[Dataset records on visual material]
☆ ☆ ☆ ☆

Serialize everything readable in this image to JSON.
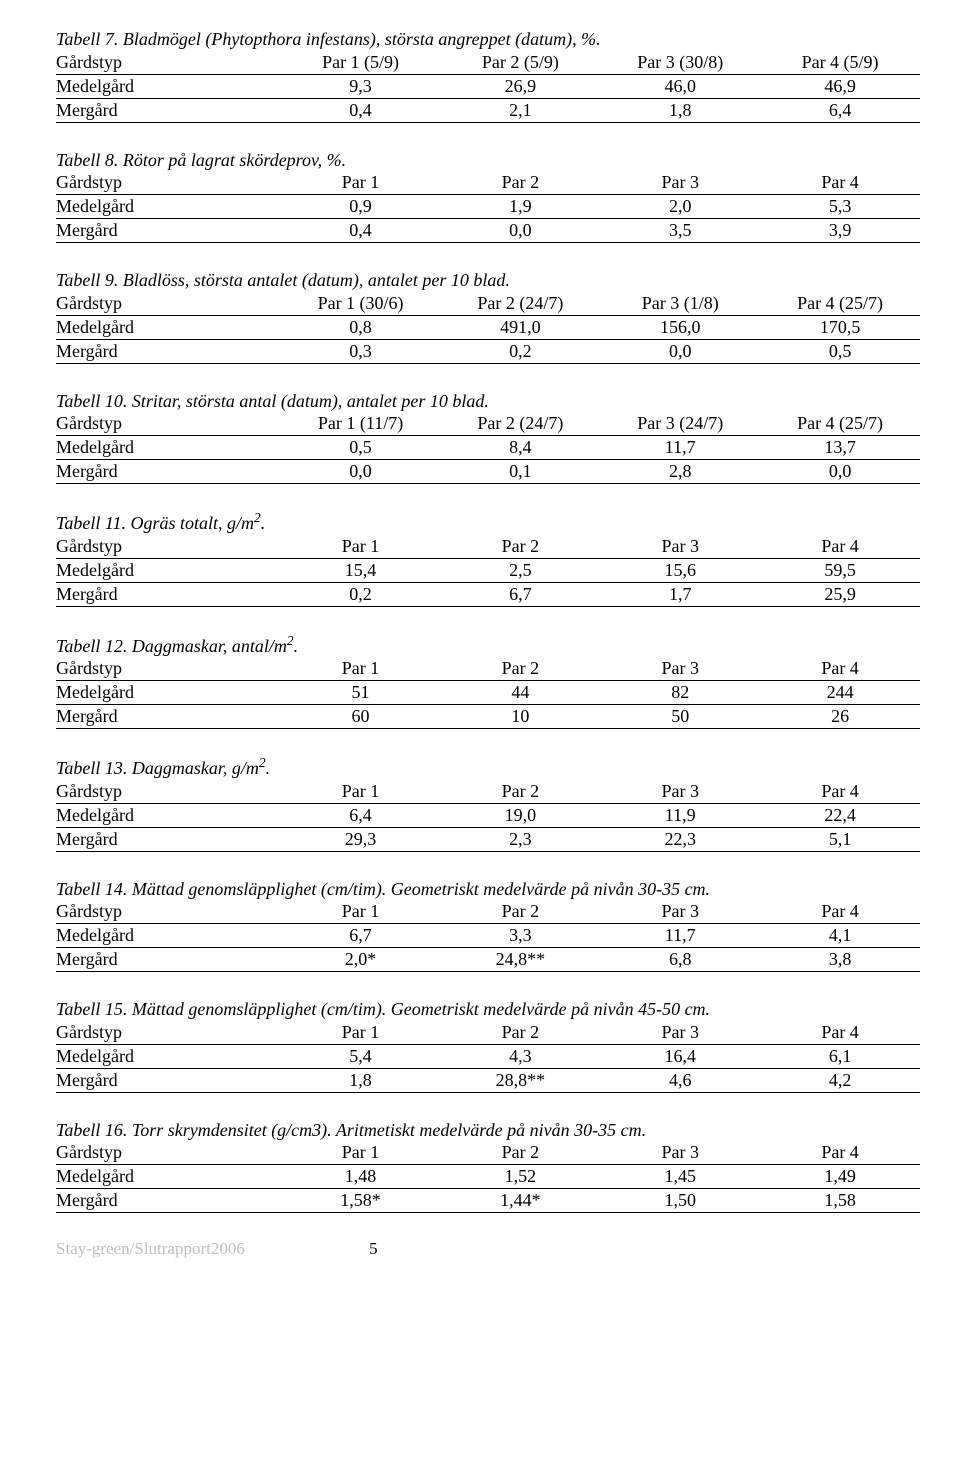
{
  "tables": [
    {
      "caption": "Tabell 7. Bladmögel (Phytopthora infestans), största angreppet (datum), %.",
      "headers": [
        "Gårdstyp",
        "Par 1 (5/9)",
        "Par 2 (5/9)",
        "Par 3 (30/8)",
        "Par 4 (5/9)"
      ],
      "rows": [
        [
          "Medelgård",
          "9,3",
          "26,9",
          "46,0",
          "46,9"
        ],
        [
          "Mergård",
          "0,4",
          "2,1",
          "1,8",
          "6,4"
        ]
      ]
    },
    {
      "caption": "Tabell 8. Rötor på lagrat skördeprov,   %.",
      "headers": [
        "Gårdstyp",
        "Par 1",
        "Par 2",
        "Par 3",
        "Par 4"
      ],
      "rows": [
        [
          "Medelgård",
          "0,9",
          "1,9",
          "2,0",
          "5,3"
        ],
        [
          "Mergård",
          "0,4",
          "0,0",
          "3,5",
          "3,9"
        ]
      ]
    },
    {
      "caption": "Tabell 9. Bladlöss, största antalet (datum), antalet per 10 blad.",
      "headers": [
        "Gårdstyp",
        "Par 1 (30/6)",
        "Par 2 (24/7)",
        "Par 3 (1/8)",
        "Par 4 (25/7)"
      ],
      "rows": [
        [
          "Medelgård",
          "0,8",
          "491,0",
          "156,0",
          "170,5"
        ],
        [
          "Mergård",
          "0,3",
          "0,2",
          "0,0",
          "0,5"
        ]
      ]
    },
    {
      "caption": "Tabell 10. Stritar, största antal (datum), antalet per 10 blad.",
      "headers": [
        "Gårdstyp",
        "Par 1 (11/7)",
        "Par 2 (24/7)",
        "Par 3 (24/7)",
        "Par 4 (25/7)"
      ],
      "rows": [
        [
          "Medelgård",
          "0,5",
          "8,4",
          "11,7",
          "13,7"
        ],
        [
          "Mergård",
          "0,0",
          "0,1",
          "2,8",
          "0,0"
        ]
      ]
    },
    {
      "caption_html": "Tabell 11. Ogräs totalt, g/m<span class=\"sup\">2</span>.",
      "headers": [
        "Gårdstyp",
        "Par 1",
        "Par 2",
        "Par 3",
        "Par 4"
      ],
      "rows": [
        [
          "Medelgård",
          "15,4",
          "2,5",
          "15,6",
          "59,5"
        ],
        [
          "Mergård",
          "0,2",
          "6,7",
          "1,7",
          "25,9"
        ]
      ]
    },
    {
      "caption_html": "Tabell 12. Daggmaskar, antal/m<span class=\"sup\">2</span>.",
      "headers": [
        "Gårdstyp",
        "Par 1",
        "Par 2",
        "Par 3",
        "Par 4"
      ],
      "rows": [
        [
          "Medelgård",
          "51",
          "44",
          "82",
          "244"
        ],
        [
          "Mergård",
          "60",
          "10",
          "50",
          "26"
        ]
      ]
    },
    {
      "caption_html": "Tabell 13. Daggmaskar, g/m<span class=\"sup\">2</span>.",
      "headers": [
        "Gårdstyp",
        "Par 1",
        "Par 2",
        "Par 3",
        "Par 4"
      ],
      "rows": [
        [
          "Medelgård",
          "6,4",
          "19,0",
          "11,9",
          "22,4"
        ],
        [
          "Mergård",
          "29,3",
          "2,3",
          "22,3",
          "5,1"
        ]
      ]
    },
    {
      "caption": "Tabell 14. Mättad genomsläpplighet (cm/tim). Geometriskt medelvärde  på nivån 30-35 cm.",
      "headers": [
        "Gårdstyp",
        "Par 1",
        "Par 2",
        "Par 3",
        "Par 4"
      ],
      "rows": [
        [
          "Medelgård",
          "6,7",
          "3,3",
          "11,7",
          "4,1"
        ],
        [
          "Mergård",
          "2,0*",
          "24,8**",
          "6,8",
          "3,8"
        ]
      ]
    },
    {
      "caption": "Tabell 15. Mättad genomsläpplighet (cm/tim). Geometriskt medelvärde på nivån 45-50 cm.",
      "headers": [
        "Gårdstyp",
        "Par 1",
        "Par 2",
        "Par 3",
        "Par 4"
      ],
      "rows": [
        [
          "Medelgård",
          "5,4",
          "4,3",
          "16,4",
          "6,1"
        ],
        [
          "Mergård",
          "1,8",
          "28,8**",
          "4,6",
          "4,2"
        ]
      ]
    },
    {
      "caption": "Tabell 16. Torr skrymdensitet (g/cm3). Aritmetiskt medelvärde på nivån 30-35 cm.",
      "headers": [
        "Gårdstyp",
        "Par 1",
        "Par 2",
        "Par 3",
        "Par 4"
      ],
      "rows": [
        [
          "Medelgård",
          "1,48",
          "1,52",
          "1,45",
          "1,49"
        ],
        [
          "Mergård",
          "1,58*",
          "1,44*",
          "1,50",
          "1,58"
        ]
      ]
    }
  ],
  "footer": {
    "left": "Stay-green/Slutrapport2006",
    "page": "5"
  },
  "style": {
    "font_family": "Times New Roman",
    "font_size_pt": 14,
    "text_color": "#000000",
    "footer_color": "#bfbfbf",
    "rule_color": "#000000",
    "background": "#ffffff"
  }
}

☆ ☆ ☆ ☆

WHAT YOU NEED TO DO: An exact, word-for-word copy of the records is expected, with no pictures in it.

TASK OUTPUT:
Serialize everything readable in this image to JSON.
{
  "tables": [
    {
      "caption": "Tabell 7. Bladmögel (Phytopthora infestans), största angreppet (datum), %.",
      "headers": [
        "Gårdstyp",
        "Par 1 (5/9)",
        "Par 2 (5/9)",
        "Par 3 (30/8)",
        "Par 4 (5/9)"
      ],
      "rows": [
        [
          "Medelgård",
          "9,3",
          "26,9",
          "46,0",
          "46,9"
        ],
        [
          "Mergård",
          "0,4",
          "2,1",
          "1,8",
          "6,4"
        ]
      ]
    },
    {
      "caption": "Tabell 8. Rötor på lagrat skördeprov,   %.",
      "headers": [
        "Gårdstyp",
        "Par 1",
        "Par 2",
        "Par 3",
        "Par 4"
      ],
      "rows": [
        [
          "Medelgård",
          "0,9",
          "1,9",
          "2,0",
          "5,3"
        ],
        [
          "Mergård",
          "0,4",
          "0,0",
          "3,5",
          "3,9"
        ]
      ]
    },
    {
      "caption": "Tabell 9. Bladlöss, största antalet (datum), antalet per 10 blad.",
      "headers": [
        "Gårdstyp",
        "Par 1 (30/6)",
        "Par 2 (24/7)",
        "Par 3 (1/8)",
        "Par 4 (25/7)"
      ],
      "rows": [
        [
          "Medelgård",
          "0,8",
          "491,0",
          "156,0",
          "170,5"
        ],
        [
          "Mergård",
          "0,3",
          "0,2",
          "0,0",
          "0,5"
        ]
      ]
    },
    {
      "caption": "Tabell 10. Stritar, största antal (datum), antalet per 10 blad.",
      "headers": [
        "Gårdstyp",
        "Par 1 (11/7)",
        "Par 2 (24/7)",
        "Par 3 (24/7)",
        "Par 4 (25/7)"
      ],
      "rows": [
        [
          "Medelgård",
          "0,5",
          "8,4",
          "11,7",
          "13,7"
        ],
        [
          "Mergård",
          "0,0",
          "0,1",
          "2,8",
          "0,0"
        ]
      ]
    },
    {
      "caption_html": "Tabell 11. Ogräs totalt, g/m<span class=\"sup\">2</span>.",
      "headers": [
        "Gårdstyp",
        "Par 1",
        "Par 2",
        "Par 3",
        "Par 4"
      ],
      "rows": [
        [
          "Medelgård",
          "15,4",
          "2,5",
          "15,6",
          "59,5"
        ],
        [
          "Mergård",
          "0,2",
          "6,7",
          "1,7",
          "25,9"
        ]
      ]
    },
    {
      "caption_html": "Tabell 12. Daggmaskar, antal/m<span class=\"sup\">2</span>.",
      "headers": [
        "Gårdstyp",
        "Par 1",
        "Par 2",
        "Par 3",
        "Par 4"
      ],
      "rows": [
        [
          "Medelgård",
          "51",
          "44",
          "82",
          "244"
        ],
        [
          "Mergård",
          "60",
          "10",
          "50",
          "26"
        ]
      ]
    },
    {
      "caption_html": "Tabell 13. Daggmaskar, g/m<span class=\"sup\">2</span>.",
      "headers": [
        "Gårdstyp",
        "Par 1",
        "Par 2",
        "Par 3",
        "Par 4"
      ],
      "rows": [
        [
          "Medelgård",
          "6,4",
          "19,0",
          "11,9",
          "22,4"
        ],
        [
          "Mergård",
          "29,3",
          "2,3",
          "22,3",
          "5,1"
        ]
      ]
    },
    {
      "caption": "Tabell 14. Mättad genomsläpplighet (cm/tim). Geometriskt medelvärde  på nivån 30-35 cm.",
      "headers": [
        "Gårdstyp",
        "Par 1",
        "Par 2",
        "Par 3",
        "Par 4"
      ],
      "rows": [
        [
          "Medelgård",
          "6,7",
          "3,3",
          "11,7",
          "4,1"
        ],
        [
          "Mergård",
          "2,0*",
          "24,8**",
          "6,8",
          "3,8"
        ]
      ]
    },
    {
      "caption": "Tabell 15. Mättad genomsläpplighet (cm/tim). Geometriskt medelvärde på nivån 45-50 cm.",
      "headers": [
        "Gårdstyp",
        "Par 1",
        "Par 2",
        "Par 3",
        "Par 4"
      ],
      "rows": [
        [
          "Medelgård",
          "5,4",
          "4,3",
          "16,4",
          "6,1"
        ],
        [
          "Mergård",
          "1,8",
          "28,8**",
          "4,6",
          "4,2"
        ]
      ]
    },
    {
      "caption": "Tabell 16. Torr skrymdensitet (g/cm3). Aritmetiskt medelvärde på nivån 30-35 cm.",
      "headers": [
        "Gårdstyp",
        "Par 1",
        "Par 2",
        "Par 3",
        "Par 4"
      ],
      "rows": [
        [
          "Medelgård",
          "1,48",
          "1,52",
          "1,45",
          "1,49"
        ],
        [
          "Mergård",
          "1,58*",
          "1,44*",
          "1,50",
          "1,58"
        ]
      ]
    }
  ],
  "footer": {
    "left": "Stay-green/Slutrapport2006",
    "page": "5"
  },
  "style": {
    "font_family": "Times New Roman",
    "font_size_pt": 14,
    "text_color": "#000000",
    "footer_color": "#bfbfbf",
    "rule_color": "#000000",
    "background": "#ffffff"
  }
}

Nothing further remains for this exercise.